> **WHAT THE EXERCISE ASKS**:
Will you write out the data exactly, excluding every picture?

>> Begin

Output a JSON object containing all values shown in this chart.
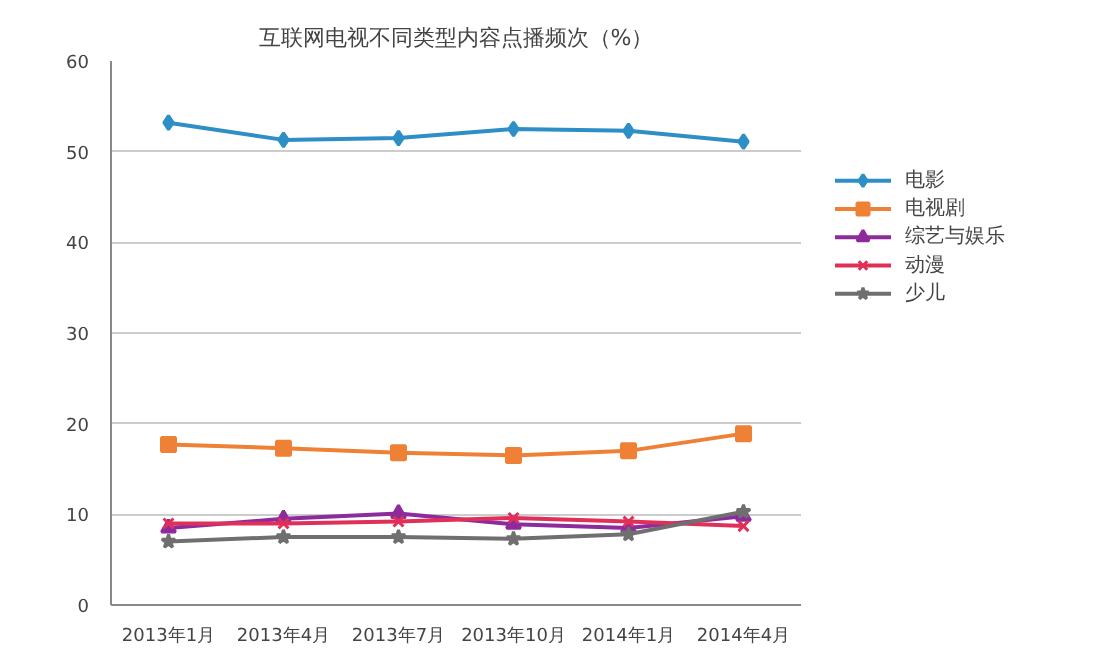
{
  "chart_data": {
    "type": "line",
    "title": "互联网电视不同类型内容点播频次（%）",
    "categories": [
      "2013年1月",
      "2013年4月",
      "2013年7月",
      "2013年10月",
      "2014年1月",
      "2014年4月"
    ],
    "series": [
      {
        "name": "电影",
        "color": "#2e8fc7",
        "marker": "diamond",
        "values": [
          53.2,
          51.3,
          51.5,
          52.5,
          52.3,
          51.1
        ]
      },
      {
        "name": "电视剧",
        "color": "#ee8135",
        "marker": "square",
        "values": [
          17.7,
          17.3,
          16.8,
          16.5,
          17.0,
          18.9
        ]
      },
      {
        "name": "综艺与娱乐",
        "color": "#8e2b9c",
        "marker": "triangle",
        "values": [
          8.5,
          9.5,
          10.1,
          8.9,
          8.5,
          9.8
        ]
      },
      {
        "name": "动漫",
        "color": "#e0305a",
        "marker": "cross",
        "values": [
          9.0,
          9.0,
          9.2,
          9.6,
          9.2,
          8.7
        ]
      },
      {
        "name": "少儿",
        "color": "#6f6f6f",
        "marker": "star",
        "values": [
          7.0,
          7.5,
          7.5,
          7.3,
          7.8,
          10.3
        ]
      }
    ],
    "ylim": [
      0,
      60
    ],
    "yticks": [
      0,
      10,
      20,
      30,
      40,
      50,
      60
    ],
    "grid": "y",
    "legend": "right"
  }
}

>> End

> **ANSWER IN FULL**:
Output a JSON object containing all values shown in this chart.
{
  "chart_data": {
    "type": "line",
    "title": "互联网电视不同类型内容点播频次（%）",
    "categories": [
      "2013年1月",
      "2013年4月",
      "2013年7月",
      "2013年10月",
      "2014年1月",
      "2014年4月"
    ],
    "series": [
      {
        "name": "电影",
        "color": "#2e8fc7",
        "marker": "diamond",
        "values": [
          53.2,
          51.3,
          51.5,
          52.5,
          52.3,
          51.1
        ]
      },
      {
        "name": "电视剧",
        "color": "#ee8135",
        "marker": "square",
        "values": [
          17.7,
          17.3,
          16.8,
          16.5,
          17.0,
          18.9
        ]
      },
      {
        "name": "综艺与娱乐",
        "color": "#8e2b9c",
        "marker": "triangle",
        "values": [
          8.5,
          9.5,
          10.1,
          8.9,
          8.5,
          9.8
        ]
      },
      {
        "name": "动漫",
        "color": "#e0305a",
        "marker": "cross",
        "values": [
          9.0,
          9.0,
          9.2,
          9.6,
          9.2,
          8.7
        ]
      },
      {
        "name": "少儿",
        "color": "#6f6f6f",
        "marker": "star",
        "values": [
          7.0,
          7.5,
          7.5,
          7.3,
          7.8,
          10.3
        ]
      }
    ],
    "ylim": [
      0,
      60
    ],
    "yticks": [
      0,
      10,
      20,
      30,
      40,
      50,
      60
    ],
    "grid": "y",
    "legend": "right"
  }
}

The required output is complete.